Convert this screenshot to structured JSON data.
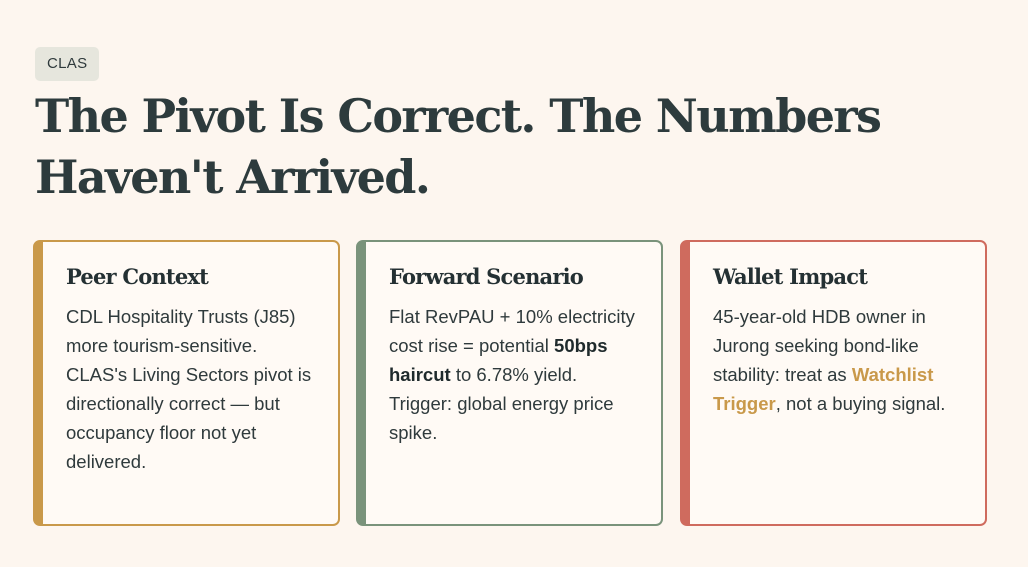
{
  "tag": "CLAS",
  "title": "The Pivot Is Correct. The Numbers Haven't Arrived.",
  "colors": {
    "background": "#fdf6ef",
    "gold_accent": "#c9994a",
    "green_accent": "#7a937b",
    "red_accent": "#cf6b5e",
    "text": "#2f3a3c"
  },
  "cards": [
    {
      "title": "Peer Context",
      "body": "CDL Hospitality Trusts (J85) more tourism-sensitive. CLAS's Living Sectors pivot is directionally correct — but occupancy floor not yet delivered."
    },
    {
      "title": "Forward Scenario",
      "body_before": "Flat RevPAU + 10% electricity cost rise = potential ",
      "body_bold": "50bps haircut",
      "body_after": " to 6.78% yield. Trigger: global energy price spike."
    },
    {
      "title": "Wallet Impact",
      "body_before": "45-year-old HDB owner in Jurong seeking bond-like stability: treat as ",
      "body_highlight": "Watchlist Trigger",
      "body_after": ", not a buying signal."
    }
  ]
}
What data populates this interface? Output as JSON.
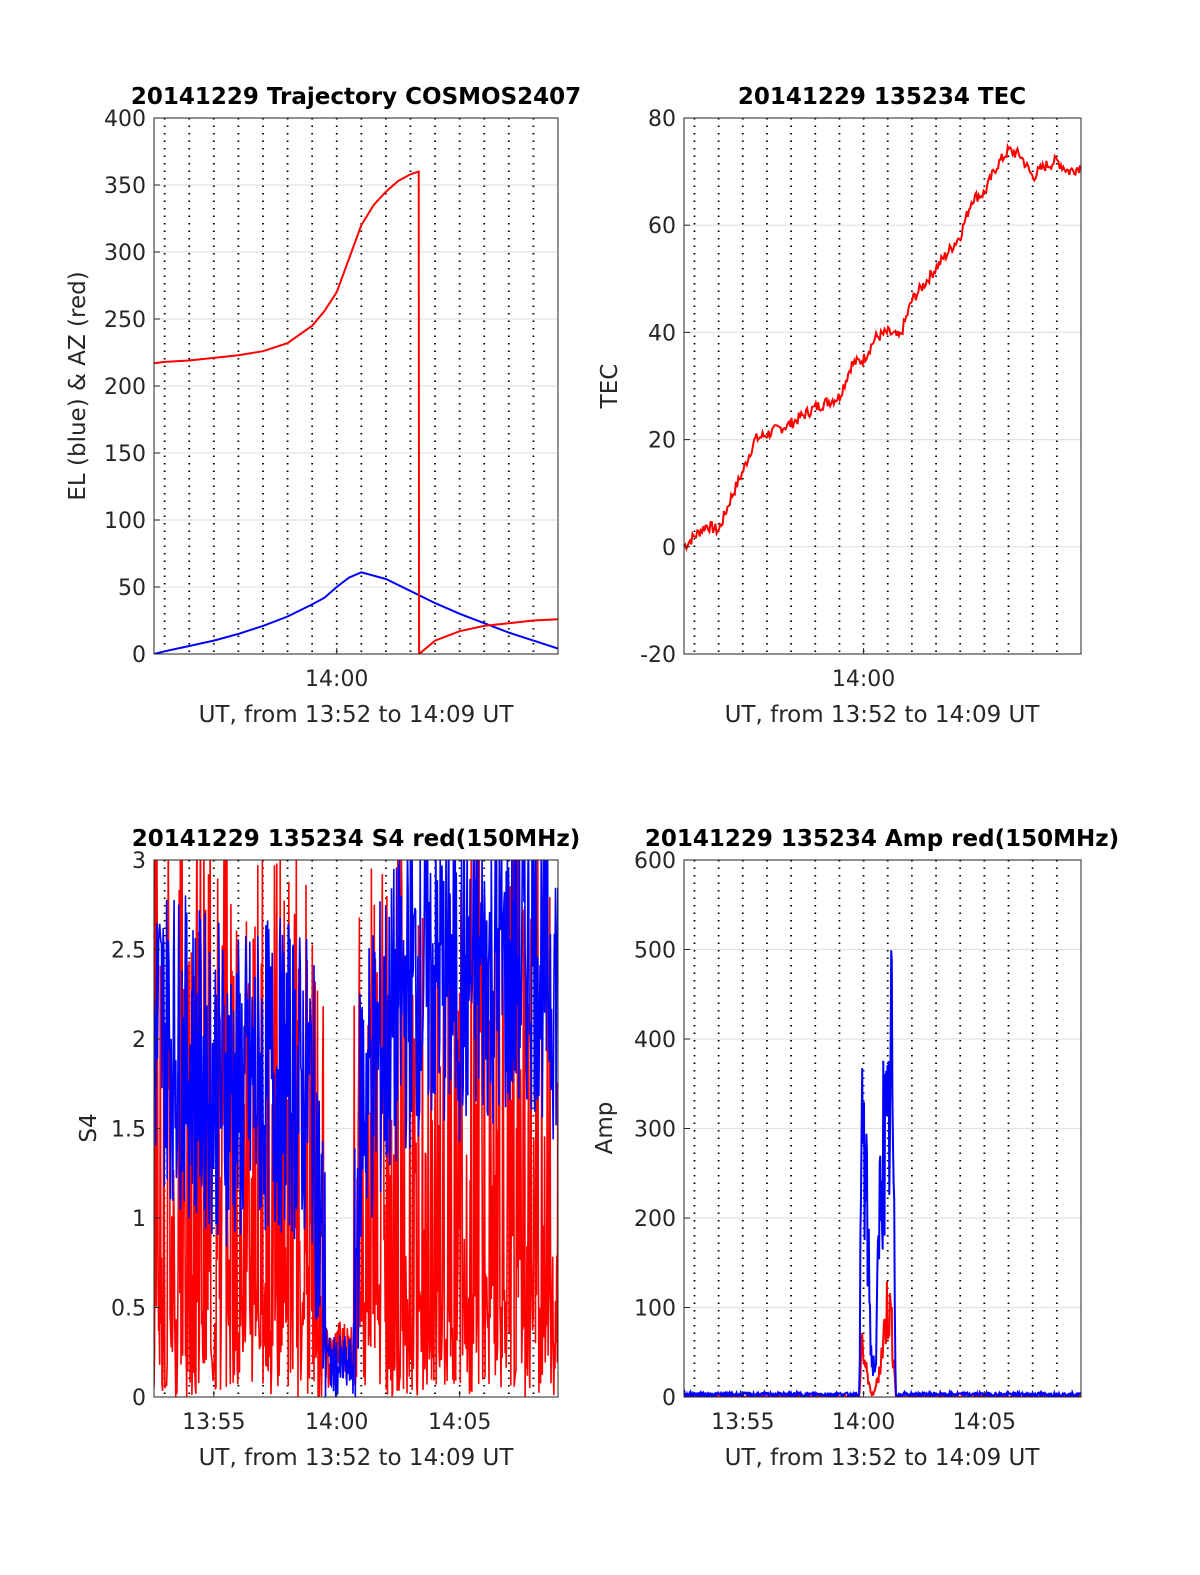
{
  "chart_data": [
    {
      "type": "line",
      "title": "20141229 Trajectory COSMOS2407",
      "xlabel": "UT, from 13:52 to 14:09 UT",
      "ylabel": "EL (blue) & AZ (red)",
      "xlim": [
        "13:52:34",
        "14:09:00"
      ],
      "ylim": [
        0,
        400
      ],
      "yticks": [
        "0",
        "50",
        "100",
        "150",
        "200",
        "250",
        "300",
        "350",
        "400"
      ],
      "xticks": [
        {
          "t": "14:00",
          "label": "14:00"
        }
      ],
      "grid": "dotted vertical every minute, solid horizontal",
      "series": [
        {
          "color": "#0000ff",
          "x": [
            "13:52:34",
            "13:53",
            "13:54",
            "13:55",
            "13:56",
            "13:57",
            "13:58",
            "13:59",
            "13:59:30",
            "14:00",
            "14:00:30",
            "14:01",
            "14:02",
            "14:03",
            "14:04",
            "14:05",
            "14:06",
            "14:07",
            "14:08",
            "14:09"
          ],
          "values": [
            0,
            2,
            6,
            10,
            15,
            21,
            28,
            37,
            42,
            50,
            57,
            61,
            56,
            47,
            38,
            30,
            23,
            16,
            10,
            4
          ]
        },
        {
          "color": "#ff0000",
          "x": [
            "13:52:34",
            "13:53",
            "13:54",
            "13:55",
            "13:56",
            "13:57",
            "13:58",
            "13:59",
            "13:59:30",
            "14:00",
            "14:00:30",
            "14:01",
            "14:01:30",
            "14:02",
            "14:02:30",
            "14:03",
            "14:03:20",
            "14:03:21",
            "14:04",
            "14:05",
            "14:06",
            "14:07",
            "14:08",
            "14:09"
          ],
          "values": [
            217,
            218,
            219,
            221,
            223,
            226,
            232,
            245,
            256,
            270,
            295,
            320,
            335,
            345,
            353,
            358,
            360,
            0,
            10,
            17,
            21,
            23,
            25,
            26
          ]
        }
      ]
    },
    {
      "type": "line",
      "title": "20141229 135234 TEC",
      "xlabel": "UT, from 13:52 to 14:09 UT",
      "ylabel": "TEC",
      "xlim": [
        "13:52:34",
        "14:09:00"
      ],
      "ylim": [
        -20,
        80
      ],
      "yticks": [
        "-20",
        "0",
        "20",
        "40",
        "60",
        "80"
      ],
      "xticks": [
        {
          "t": "14:00",
          "label": "14:00"
        }
      ],
      "grid": "dotted vertical every minute, solid horizontal",
      "series": [
        {
          "color": "#ff0000",
          "x": [
            "13:52:34",
            "13:53",
            "13:53:30",
            "13:54",
            "13:54:30",
            "13:55",
            "13:55:30",
            "13:56",
            "13:57",
            "13:58",
            "13:59",
            "13:59:30",
            "14:00",
            "14:00:30",
            "14:01",
            "14:01:30",
            "14:02",
            "14:03",
            "14:04",
            "14:04:30",
            "14:05",
            "14:05:30",
            "14:06",
            "14:06:30",
            "14:07",
            "14:07:30",
            "14:08",
            "14:08:30",
            "14:09"
          ],
          "values": [
            0,
            2,
            4,
            3,
            9,
            14,
            20,
            21,
            23,
            26,
            28,
            34,
            35,
            39,
            40,
            39,
            46,
            52,
            58,
            65,
            66,
            71,
            74,
            73,
            69,
            71,
            72,
            70,
            71
          ]
        }
      ]
    },
    {
      "type": "line",
      "title": "20141229 135234 S4 red(150MHz)",
      "xlabel": "UT, from 13:52 to 14:09 UT",
      "ylabel": "S4",
      "xlim": [
        "13:52:34",
        "14:09:00"
      ],
      "ylim": [
        0,
        3
      ],
      "yticks": [
        "0",
        "0.5",
        "1",
        "1.5",
        "2",
        "2.5",
        "3"
      ],
      "xticks": [
        {
          "t": "13:55",
          "label": "13:55"
        },
        {
          "t": "14:00",
          "label": "14:00"
        },
        {
          "t": "14:05",
          "label": "14:05"
        }
      ],
      "grid": "dotted vertical every minute, solid horizontal",
      "series": [
        {
          "color": "#ff0000",
          "x": [
            "13:52:34",
            "13:54",
            "13:55",
            "13:56",
            "13:57",
            "13:58",
            "13:59",
            "13:59:40",
            "14:00",
            "14:00:40",
            "14:01",
            "14:02",
            "14:03",
            "14:04",
            "14:05",
            "14:06",
            "14:07",
            "14:08",
            "14:09"
          ],
          "values": [
            1.6,
            1.5,
            1.4,
            1.3,
            1.2,
            1.3,
            0.8,
            0.1,
            0.2,
            0.2,
            1.0,
            1.2,
            1.1,
            1.0,
            1.3,
            1.4,
            1.3,
            1.2,
            1.2
          ]
        },
        {
          "color": "#0000ff",
          "x": [
            "13:52:34",
            "13:54",
            "13:55",
            "13:56",
            "13:57",
            "13:58",
            "13:59",
            "13:59:40",
            "14:00",
            "14:00:40",
            "14:01",
            "14:02",
            "14:03",
            "14:04",
            "14:05",
            "14:06",
            "14:07",
            "14:08",
            "14:09"
          ],
          "values": [
            2.0,
            1.8,
            1.7,
            1.6,
            1.7,
            1.7,
            1.6,
            0.1,
            0.1,
            0.1,
            1.6,
            1.9,
            2.2,
            2.3,
            2.2,
            2.3,
            2.3,
            2.4,
            2.2
          ]
        }
      ]
    },
    {
      "type": "line",
      "title": "20141229 135234 Amp red(150MHz)",
      "xlabel": "UT, from 13:52 to 14:09 UT",
      "ylabel": "Amp",
      "xlim": [
        "13:52:34",
        "14:09:00"
      ],
      "ylim": [
        0,
        600
      ],
      "yticks": [
        "0",
        "100",
        "200",
        "300",
        "400",
        "500",
        "600"
      ],
      "xticks": [
        {
          "t": "13:55",
          "label": "13:55"
        },
        {
          "t": "14:00",
          "label": "14:00"
        },
        {
          "t": "14:05",
          "label": "14:05"
        }
      ],
      "grid": "dotted vertical every minute, solid horizontal",
      "series": [
        {
          "color": "#ff0000",
          "x": [
            "13:52:34",
            "13:59:50",
            "13:59:55",
            "14:00:05",
            "14:00:20",
            "14:00:30",
            "14:00:45",
            "14:01",
            "14:01:10",
            "14:01:20",
            "14:09"
          ],
          "values": [
            0,
            0,
            80,
            40,
            0,
            10,
            60,
            130,
            100,
            0,
            0
          ]
        },
        {
          "color": "#0000ff",
          "x": [
            "13:52:34",
            "13:59:50",
            "13:59:55",
            "14:00:05",
            "14:00:20",
            "14:00:30",
            "14:00:45",
            "14:01",
            "14:01:10",
            "14:01:20",
            "14:09"
          ],
          "values": [
            3,
            3,
            390,
            300,
            50,
            40,
            360,
            330,
            485,
            3,
            3
          ]
        }
      ]
    }
  ]
}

Problem requirements -> Which lines of the material contain the string "title"? List each of them.

Complete response ->
  "title": "The Pivot Is Correct. The Numbers Haven't Arrived.",
      "title": "Peer Context",
      "title": "Forward Scenario",
      "title": "Wallet Impact",
      "title": "20141229 Trajectory COSMOS2407",
      "title": "20141229 135234 TEC",
      "title": "20141229 135234 S4 red(150MHz)",
      "title": "20141229 135234 Amp red(150MHz)",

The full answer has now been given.